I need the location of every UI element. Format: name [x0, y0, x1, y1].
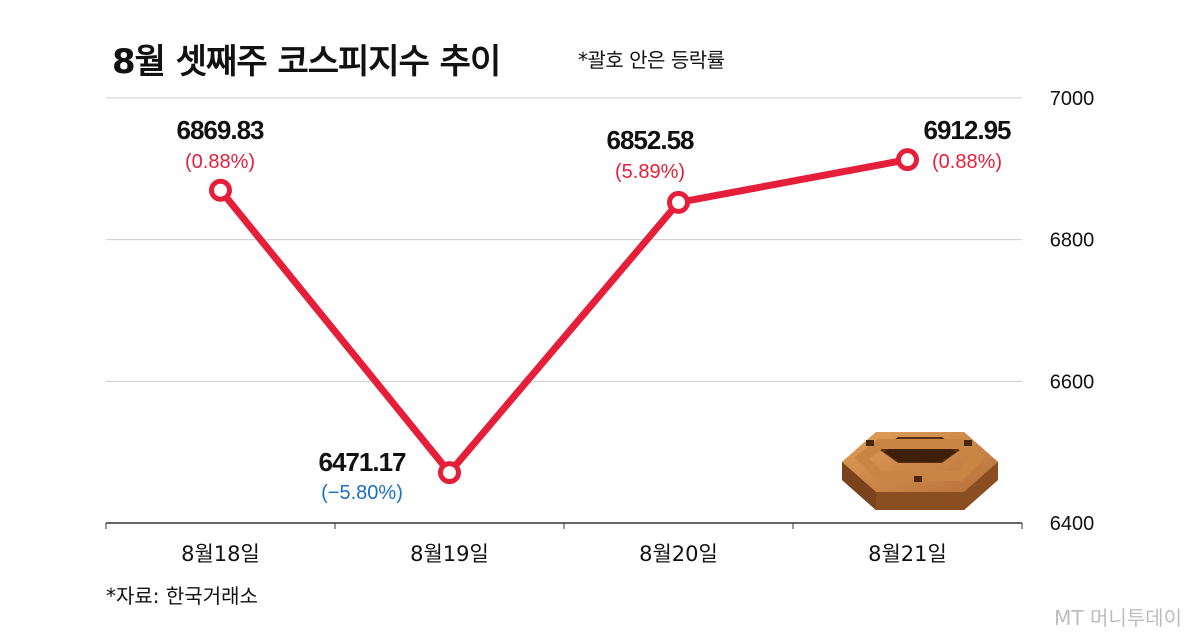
change-label-0: (0.88%) — [185, 151, 255, 173]
y-tick-label: 6400 — [1050, 513, 1095, 535]
y-tick-label: 7000 — [1050, 88, 1095, 110]
data-point — [209, 178, 232, 202]
chart-title: 8월 셋째주 코스피지수 추이 — [112, 42, 501, 82]
change-label-3: (0.88%) — [932, 151, 1002, 173]
publisher-credit: MT 머니투데이 — [1054, 606, 1182, 630]
data-point — [896, 148, 919, 172]
source-note: *자료: 한국거래소 — [106, 584, 258, 608]
change-label-2: (5.89%) — [615, 161, 685, 183]
chart-note: *괄호 안은 등락률 — [578, 48, 725, 72]
series-line — [217, 156, 911, 479]
x-tick-label: 8월18일 — [181, 542, 260, 566]
data-point — [438, 461, 461, 485]
x-tick-label: 8월21일 — [868, 542, 947, 566]
y-tick-label: 6600 — [1050, 371, 1095, 393]
hexagon-nut-icon — [842, 432, 998, 510]
data-point — [667, 190, 690, 214]
value-label-2: 6852.58 — [607, 125, 695, 155]
x-tick-label: 8월20일 — [639, 542, 718, 566]
y-tick-label: 6800 — [1050, 230, 1095, 252]
value-label-0: 6869.83 — [177, 115, 265, 145]
x-axis-labels: 8월18일 8월19일 8월20일 8월21일 — [181, 542, 947, 566]
x-axis — [105, 523, 1023, 529]
x-tick-label: 8월19일 — [410, 542, 489, 566]
y-axis-labels: 7000 6800 6600 6400 — [1050, 88, 1095, 535]
change-label-1: (−5.80%) — [321, 482, 403, 504]
data-labels: 6869.83 (0.88%) 6471.17 (−5.80%) 6852.58… — [177, 115, 1013, 504]
value-label-1: 6471.17 — [319, 447, 407, 477]
data-markers — [209, 148, 919, 485]
value-label-3: 6912.95 — [924, 115, 1012, 145]
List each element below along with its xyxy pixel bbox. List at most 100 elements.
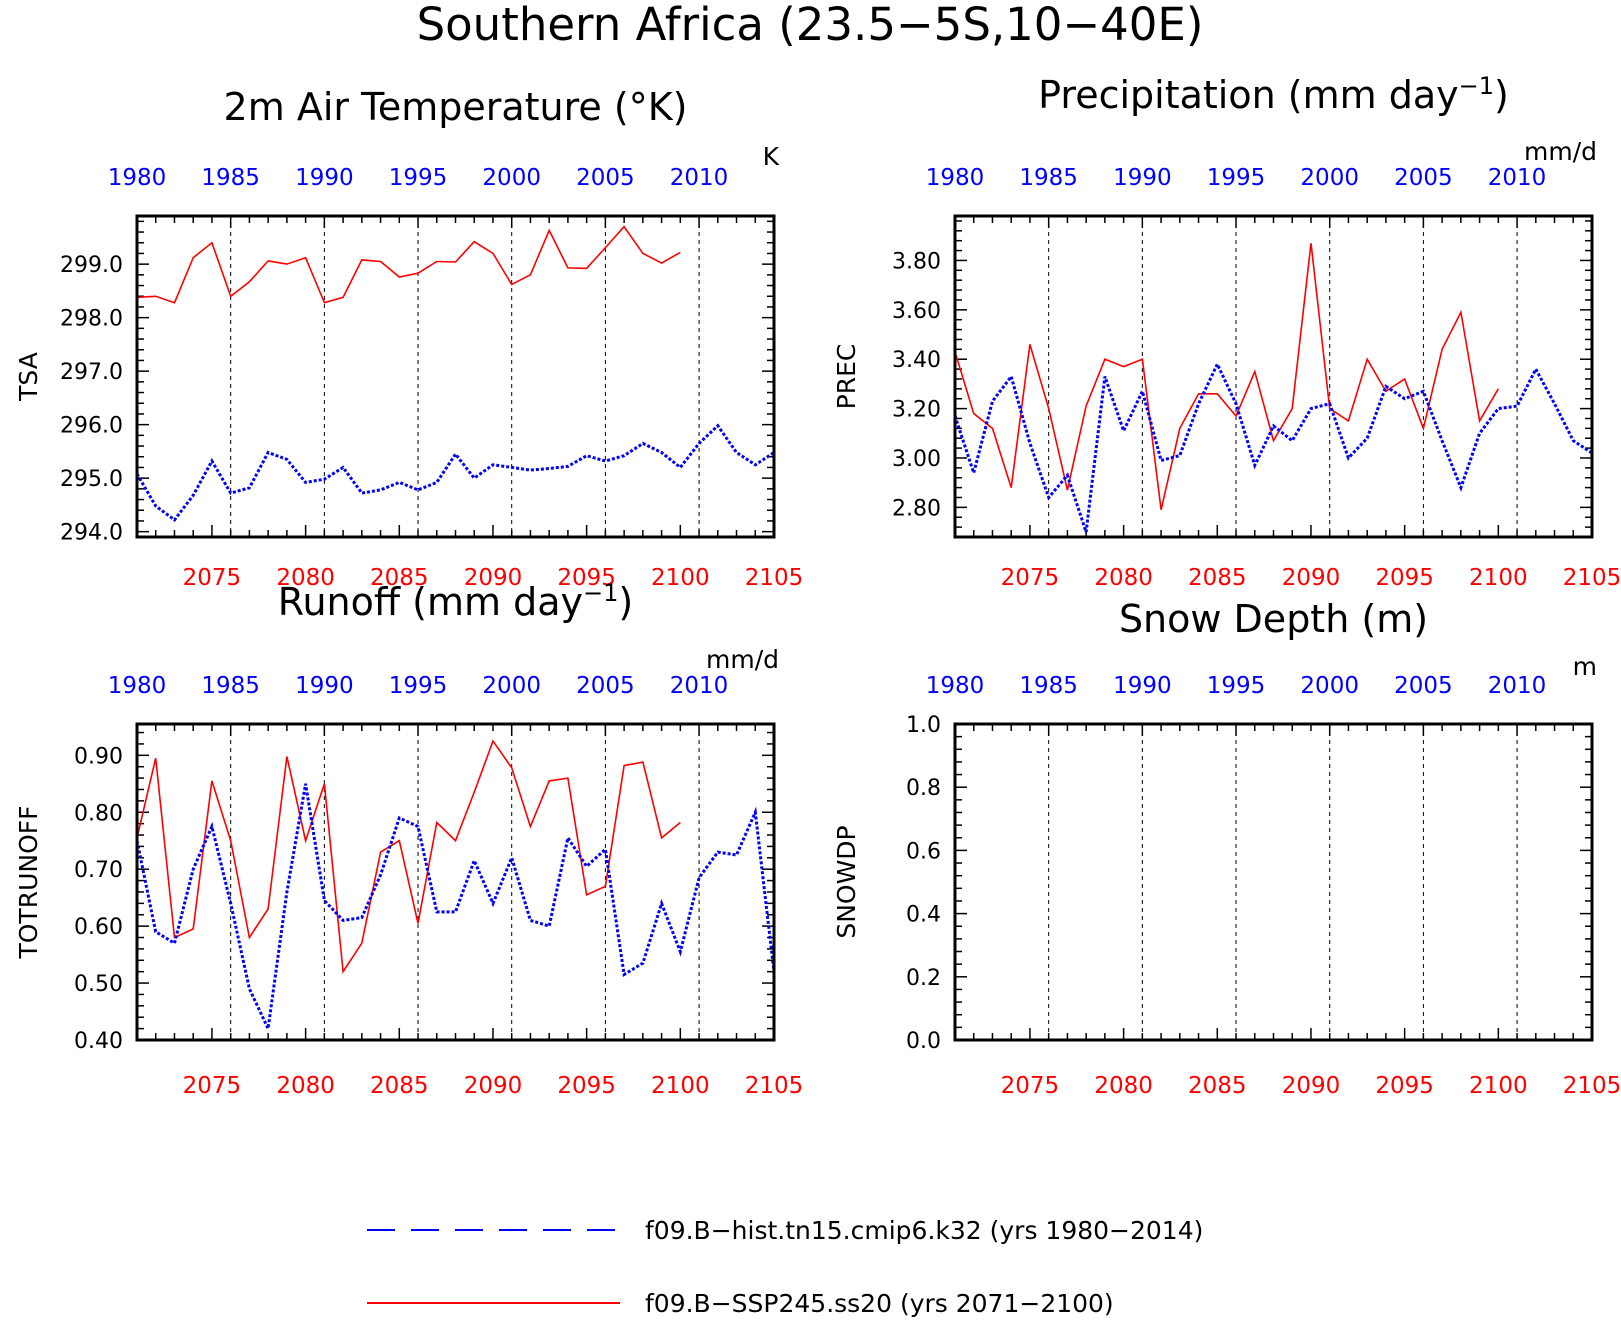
x-top-tick-label: 2000 (1300, 673, 1359, 699)
y-axis-label: PREC (832, 344, 861, 410)
x-top-tick-label: 1990 (1113, 165, 1172, 191)
panel-totrunoff: Runoff (mm day−1) mm/d TOTRUNOFF 0.40 0.50 0.… (14, 579, 803, 1099)
y-axis-label: TSA (14, 352, 43, 402)
x-top-tick-label: 1985 (1019, 165, 1078, 191)
y-tick-label: 299.0 (60, 253, 123, 278)
x-top-tick-label: 2005 (576, 165, 635, 191)
y-tick-label: 295.0 (60, 467, 123, 492)
x-bottom-tick-label: 2080 (1094, 565, 1153, 591)
y-tick-label: 0.6 (906, 839, 941, 864)
x-bottom-tick-label: 2080 (276, 1073, 335, 1099)
y-tick-label: 3.80 (892, 249, 941, 274)
x-bottom-tick-label: 2095 (1375, 565, 1434, 591)
x-top-tick-label: 1995 (1207, 165, 1266, 191)
y-axis-label: SNOWDP (832, 825, 861, 938)
y-tick-label: 0.50 (74, 972, 123, 997)
plot-frame (135, 214, 776, 539)
panel-title: Precipitation (mm day−1) (1038, 72, 1509, 117)
y-tick-label: 0.60 (74, 915, 123, 940)
units-label: mm/d (1524, 137, 1597, 166)
plot-frame (953, 722, 1594, 1042)
x-top-tick-label: 1990 (1113, 673, 1172, 699)
x-bottom-tick-label: 2075 (1001, 565, 1060, 591)
y-tick-label: 298.0 (60, 307, 123, 332)
series-line-ssp (955, 243, 1499, 510)
y-tick-label: 0.0 (906, 1029, 941, 1054)
x-top-tick-label: 1985 (201, 673, 260, 699)
y-tick-label: 3.60 (892, 299, 941, 324)
panel-title: 2m Air Temperature (°K) (224, 85, 688, 129)
panel-prec: Precipitation (mm day−1) mm/d PREC 2.80 3.00… (832, 72, 1621, 591)
series-line-ssp (137, 739, 681, 975)
series-line-hist (137, 423, 774, 522)
x-top-tick-label: 2005 (576, 673, 635, 699)
panel-title: Runoff (mm day−1) (278, 579, 633, 624)
y-tick-label: 3.40 (892, 348, 941, 373)
y-tick-label: 0.40 (74, 1029, 123, 1054)
x-top-tick-label: 1990 (295, 673, 354, 699)
y-tick-label: 2.80 (892, 496, 941, 521)
x-bottom-tick-label: 2100 (651, 1073, 710, 1099)
x-bottom-tick-label: 2095 (1375, 1073, 1434, 1099)
x-top-tick-label: 1995 (1207, 673, 1266, 699)
x-top-tick-label: 2010 (670, 673, 729, 699)
series-line-hist (137, 783, 774, 1034)
x-bottom-tick-label: 2085 (1188, 565, 1247, 591)
x-top-tick-label: 1985 (1019, 673, 1078, 699)
x-bottom-tick-label: 2090 (1282, 1073, 1341, 1099)
y-tick-label: 1.0 (906, 713, 941, 738)
y-axis-label: TOTRUNOFF (14, 805, 43, 959)
x-top-tick-label: 2010 (1488, 165, 1547, 191)
x-top-tick-label: 1990 (295, 165, 354, 191)
panel-title: Snow Depth (m) (1119, 597, 1428, 641)
x-top-tick-label: 1995 (389, 165, 448, 191)
legend-label-hist: f09.B−hist.tn15.cmip6.k32 (yrs 1980−2014… (645, 1216, 1203, 1245)
panels: 2m Air Temperature (°K) K TSA 294.0 295.0 296… (14, 72, 1621, 1099)
x-top-tick-label: 1980 (926, 165, 985, 191)
x-bottom-tick-label: 2105 (1563, 565, 1621, 591)
series-line-ssp (137, 225, 681, 304)
y-tick-label: 0.2 (906, 966, 941, 991)
x-bottom-tick-label: 2085 (1188, 1073, 1247, 1099)
x-bottom-tick-label: 2085 (370, 565, 429, 591)
legend: f09.B−hist.tn15.cmip6.k32 (yrs 1980−2014… (367, 1216, 1203, 1318)
x-top-tick-label: 2010 (1488, 673, 1547, 699)
y-tick-label: 297.0 (60, 360, 123, 385)
x-top-tick-label: 1995 (389, 673, 448, 699)
x-bottom-tick-label: 2075 (183, 565, 242, 591)
x-top-tick-label: 2005 (1394, 673, 1453, 699)
x-top-tick-label: 2000 (482, 165, 541, 191)
x-top-tick-label: 1980 (926, 673, 985, 699)
y-tick-label: 0.70 (74, 858, 123, 883)
y-tick-label: 294.0 (60, 521, 123, 546)
x-bottom-tick-label: 2085 (370, 1073, 429, 1099)
x-bottom-tick-label: 2080 (276, 565, 335, 591)
x-bottom-tick-label: 2100 (651, 565, 710, 591)
x-bottom-tick-label: 2095 (557, 1073, 616, 1099)
series-line-hist (955, 360, 1592, 533)
y-tick-label: 3.00 (892, 447, 941, 472)
x-bottom-tick-label: 2080 (1094, 1073, 1153, 1099)
x-top-tick-label: 2010 (670, 165, 729, 191)
panel-tsa: 2m Air Temperature (°K) K TSA 294.0 295.0 296… (14, 85, 803, 591)
x-top-tick-label: 2005 (1394, 165, 1453, 191)
y-tick-label: 0.8 (906, 776, 941, 801)
x-bottom-tick-label: 2105 (745, 1073, 804, 1099)
x-bottom-tick-label: 2100 (1469, 1073, 1528, 1099)
figure-title: Southern Africa (23.5−5S,10−40E) (417, 0, 1204, 51)
legend-label-ssp: f09.B−SSP245.ss20 (yrs 2071−2100) (645, 1289, 1114, 1318)
plot-frame (953, 214, 1594, 539)
x-top-tick-label: 2000 (1300, 165, 1359, 191)
units-label: K (763, 142, 780, 171)
x-bottom-tick-label: 2075 (183, 1073, 242, 1099)
x-bottom-tick-label: 2090 (464, 1073, 523, 1099)
x-bottom-tick-label: 2075 (1001, 1073, 1060, 1099)
y-tick-label: 3.20 (892, 398, 941, 423)
x-bottom-tick-label: 2090 (464, 565, 523, 591)
y-tick-label: 296.0 (60, 414, 123, 439)
x-bottom-tick-label: 2105 (1563, 1073, 1621, 1099)
x-top-tick-label: 1980 (108, 673, 167, 699)
y-tick-label: 0.90 (74, 744, 123, 769)
units-label: mm/d (706, 645, 779, 674)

*WHAT YOU NEED TO DO*. Please convert the part of the records that opens with the line containing "change-label-0: (0.88%) —" and closes with the line containing "value-label-1: 6471.17 — [319, 447, 407, 477]", both of those lines included, into a JSON list of strings with one string per line. Leave out any blank lines.

*WRITTEN REPLY*.
[
  "change-label-0: (0.88%) — [185, 151, 255, 173]",
  "y-tick-label: 6400 — [1050, 513, 1095, 535]",
  "y-tick-label: 7000 — [1050, 88, 1095, 110]",
  "data-point — [209, 178, 232, 202]",
  "chart-title: 8월 셋째주 코스피지수 추이 — [112, 42, 501, 82]",
  "change-label-3: (0.88%) — [932, 151, 1002, 173]",
  "publisher-credit: MT 머니투데이 — [1054, 606, 1182, 630]",
  "data-point — [896, 148, 919, 172]",
  "source-note: *자료: 한국거래소 — [106, 584, 258, 608]",
  "change-label-2: (5.89%) — [615, 161, 685, 183]",
  "chart-note: *괄호 안은 등락률 — [578, 48, 725, 72]",
  "series-line — [217, 156, 911, 479]",
  "x-tick-label: 8월18일 — [181, 542, 260, 566]",
  "data-point — [438, 461, 461, 485]",
  "x-tick-label: 8월21일 — [868, 542, 947, 566]",
  "y-tick-label: 6600 — [1050, 371, 1095, 393]",
  "hexagon-nut-icon — [842, 432, 998, 510]",
  "data-point — [667, 190, 690, 214]",
  "value-label-2: 6852.58 — [607, 125, 695, 155]",
  "x-tick-label: 8월20일 — [639, 542, 718, 566]",
  "y-tick-label: 6800 — [1050, 230, 1095, 252]",
  "value-label-0: 6869.83 — [177, 115, 265, 145]",
  "x-axis-labels: 8월18일 8월19일 8월20일 8월21일 — [181, 542, 947, 566]",
  "x-axis — [105, 523, 1023, 529]",
  "x-tick-label: 8월19일 — [410, 542, 489, 566]",
  "y-axis-labels: 7000 6800 6600 6400 — [1050, 88, 1095, 535]",
  "change-label-1: (−5.80%) — [321, 482, 403, 504]",
  "data-labels: 6869.83 (0.88%) 6471.17 (−5.80%) 6852.58… — [177, 115, 1013, 504]",
  "value-label-1: 6471.17 — [319, 447, 407, 477]"
]